→ **SOURCE MATERIAL**:
%%

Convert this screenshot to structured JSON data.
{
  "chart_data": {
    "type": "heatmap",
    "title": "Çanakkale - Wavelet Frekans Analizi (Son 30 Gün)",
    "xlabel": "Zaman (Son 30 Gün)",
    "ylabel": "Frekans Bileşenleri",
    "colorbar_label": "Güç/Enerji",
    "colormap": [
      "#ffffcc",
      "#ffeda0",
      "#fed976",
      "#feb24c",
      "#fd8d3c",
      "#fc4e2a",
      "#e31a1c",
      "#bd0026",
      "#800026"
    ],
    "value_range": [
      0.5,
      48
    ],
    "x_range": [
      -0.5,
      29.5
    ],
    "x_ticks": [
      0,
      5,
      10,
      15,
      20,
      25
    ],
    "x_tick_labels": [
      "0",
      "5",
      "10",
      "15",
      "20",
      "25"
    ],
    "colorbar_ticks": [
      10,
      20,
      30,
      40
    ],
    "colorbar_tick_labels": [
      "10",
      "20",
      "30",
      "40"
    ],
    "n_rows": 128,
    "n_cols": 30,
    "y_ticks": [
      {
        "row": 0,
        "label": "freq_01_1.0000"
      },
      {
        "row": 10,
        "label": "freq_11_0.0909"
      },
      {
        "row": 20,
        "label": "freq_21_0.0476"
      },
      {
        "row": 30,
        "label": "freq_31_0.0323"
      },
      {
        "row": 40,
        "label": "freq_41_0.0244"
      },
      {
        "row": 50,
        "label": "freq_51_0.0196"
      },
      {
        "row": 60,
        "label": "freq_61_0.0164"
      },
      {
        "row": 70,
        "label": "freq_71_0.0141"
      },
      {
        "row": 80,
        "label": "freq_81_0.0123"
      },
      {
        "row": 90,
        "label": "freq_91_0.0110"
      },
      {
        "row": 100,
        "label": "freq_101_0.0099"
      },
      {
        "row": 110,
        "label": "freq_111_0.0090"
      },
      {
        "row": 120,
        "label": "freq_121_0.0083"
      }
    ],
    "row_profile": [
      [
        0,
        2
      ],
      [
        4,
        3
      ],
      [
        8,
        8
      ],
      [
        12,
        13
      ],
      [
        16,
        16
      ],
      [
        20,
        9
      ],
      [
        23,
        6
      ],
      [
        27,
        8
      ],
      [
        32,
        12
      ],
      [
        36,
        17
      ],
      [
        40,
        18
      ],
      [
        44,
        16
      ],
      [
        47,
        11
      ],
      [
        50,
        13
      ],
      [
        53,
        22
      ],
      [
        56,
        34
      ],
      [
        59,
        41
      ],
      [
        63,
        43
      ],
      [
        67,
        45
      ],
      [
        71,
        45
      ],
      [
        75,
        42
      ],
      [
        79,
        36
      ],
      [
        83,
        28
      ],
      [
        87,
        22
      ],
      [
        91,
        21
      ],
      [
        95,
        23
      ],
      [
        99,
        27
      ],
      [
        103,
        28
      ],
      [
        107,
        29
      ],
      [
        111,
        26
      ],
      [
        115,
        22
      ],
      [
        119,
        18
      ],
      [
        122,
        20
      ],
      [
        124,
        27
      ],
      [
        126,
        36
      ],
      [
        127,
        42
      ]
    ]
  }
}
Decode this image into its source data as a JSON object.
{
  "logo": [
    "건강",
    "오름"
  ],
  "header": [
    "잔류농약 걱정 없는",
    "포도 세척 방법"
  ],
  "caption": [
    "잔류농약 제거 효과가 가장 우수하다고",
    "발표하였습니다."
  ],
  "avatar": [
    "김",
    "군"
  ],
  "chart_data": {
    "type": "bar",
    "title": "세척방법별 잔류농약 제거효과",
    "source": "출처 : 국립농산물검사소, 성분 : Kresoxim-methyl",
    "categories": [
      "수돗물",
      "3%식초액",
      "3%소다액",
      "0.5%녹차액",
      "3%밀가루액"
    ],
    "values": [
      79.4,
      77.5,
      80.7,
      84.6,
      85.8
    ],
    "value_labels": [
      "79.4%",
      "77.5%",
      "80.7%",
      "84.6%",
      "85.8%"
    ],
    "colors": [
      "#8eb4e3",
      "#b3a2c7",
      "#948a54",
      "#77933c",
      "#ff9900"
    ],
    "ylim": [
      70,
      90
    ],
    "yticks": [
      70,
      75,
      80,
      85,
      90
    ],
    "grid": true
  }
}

%%

→ **WHAT IS EXPECTED**: Please set down all the data word for word.

→ **ANSWER TO THE PROBLEM**:
Convert this screenshot to structured JSON data.
{
  "chart_data": {
    "type": "heatmap",
    "title": "Çanakkale - Wavelet Frekans Analizi (Son 30 Gün)",
    "xlabel": "Zaman (Son 30 Gün)",
    "ylabel": "Frekans Bileşenleri",
    "colorbar_label": "Güç/Enerji",
    "colormap": [
      "#ffffcc",
      "#ffeda0",
      "#fed976",
      "#feb24c",
      "#fd8d3c",
      "#fc4e2a",
      "#e31a1c",
      "#bd0026",
      "#800026"
    ],
    "value_range": [
      0.5,
      48
    ],
    "x_range": [
      -0.5,
      29.5
    ],
    "x_ticks": [
      0,
      5,
      10,
      15,
      20,
      25
    ],
    "x_tick_labels": [
      "0",
      "5",
      "10",
      "15",
      "20",
      "25"
    ],
    "colorbar_ticks": [
      10,
      20,
      30,
      40
    ],
    "colorbar_tick_labels": [
      "10",
      "20",
      "30",
      "40"
    ],
    "n_rows": 128,
    "n_cols": 30,
    "y_ticks": [
      {
        "row": 0,
        "label": "freq_01_1.0000"
      },
      {
        "row": 10,
        "label": "freq_11_0.0909"
      },
      {
        "row": 20,
        "label": "freq_21_0.0476"
      },
      {
        "row": 30,
        "label": "freq_31_0.0323"
      },
      {
        "row": 40,
        "label": "freq_41_0.0244"
      },
      {
        "row": 50,
        "label": "freq_51_0.0196"
      },
      {
        "row": 60,
        "label": "freq_61_0.0164"
      },
      {
        "row": 70,
        "label": "freq_71_0.0141"
      },
      {
        "row": 80,
        "label": "freq_81_0.0123"
      },
      {
        "row": 90,
        "label": "freq_91_0.0110"
      },
      {
        "row": 100,
        "label": "freq_101_0.0099"
      },
      {
        "row": 110,
        "label": "freq_111_0.0090"
      },
      {
        "row": 120,
        "label": "freq_121_0.0083"
      }
    ],
    "row_profile": [
      [
        0,
        2
      ],
      [
        4,
        3
      ],
      [
        8,
        8
      ],
      [
        12,
        13
      ],
      [
        16,
        16
      ],
      [
        20,
        9
      ],
      [
        23,
        6
      ],
      [
        27,
        8
      ],
      [
        32,
        12
      ],
      [
        36,
        17
      ],
      [
        40,
        18
      ],
      [
        44,
        16
      ],
      [
        47,
        11
      ],
      [
        50,
        13
      ],
      [
        53,
        22
      ],
      [
        56,
        34
      ],
      [
        59,
        41
      ],
      [
        63,
        43
      ],
      [
        67,
        45
      ],
      [
        71,
        45
      ],
      [
        75,
        42
      ],
      [
        79,
        36
      ],
      [
        83,
        28
      ],
      [
        87,
        22
      ],
      [
        91,
        21
      ],
      [
        95,
        23
      ],
      [
        99,
        27
      ],
      [
        103,
        28
      ],
      [
        107,
        29
      ],
      [
        111,
        26
      ],
      [
        115,
        22
      ],
      [
        119,
        18
      ],
      [
        122,
        20
      ],
      [
        124,
        27
      ],
      [
        126,
        36
      ],
      [
        127,
        42
      ]
    ]
  }
}
Decode this image into its source data as a JSON object.
{
  "logo": [
    "건강",
    "오름"
  ],
  "header": [
    "잔류농약 걱정 없는",
    "포도 세척 방법"
  ],
  "caption": [
    "잔류농약 제거 효과가 가장 우수하다고",
    "발표하였습니다."
  ],
  "avatar": [
    "김",
    "군"
  ],
  "chart_data": {
    "type": "bar",
    "title": "세척방법별 잔류농약 제거효과",
    "source": "출처 : 국립농산물검사소, 성분 : Kresoxim-methyl",
    "categories": [
      "수돗물",
      "3%식초액",
      "3%소다액",
      "0.5%녹차액",
      "3%밀가루액"
    ],
    "values": [
      79.4,
      77.5,
      80.7,
      84.6,
      85.8
    ],
    "value_labels": [
      "79.4%",
      "77.5%",
      "80.7%",
      "84.6%",
      "85.8%"
    ],
    "colors": [
      "#8eb4e3",
      "#b3a2c7",
      "#948a54",
      "#77933c",
      "#ff9900"
    ],
    "ylim": [
      70,
      90
    ],
    "yticks": [
      70,
      75,
      80,
      85,
      90
    ],
    "grid": true
  }
}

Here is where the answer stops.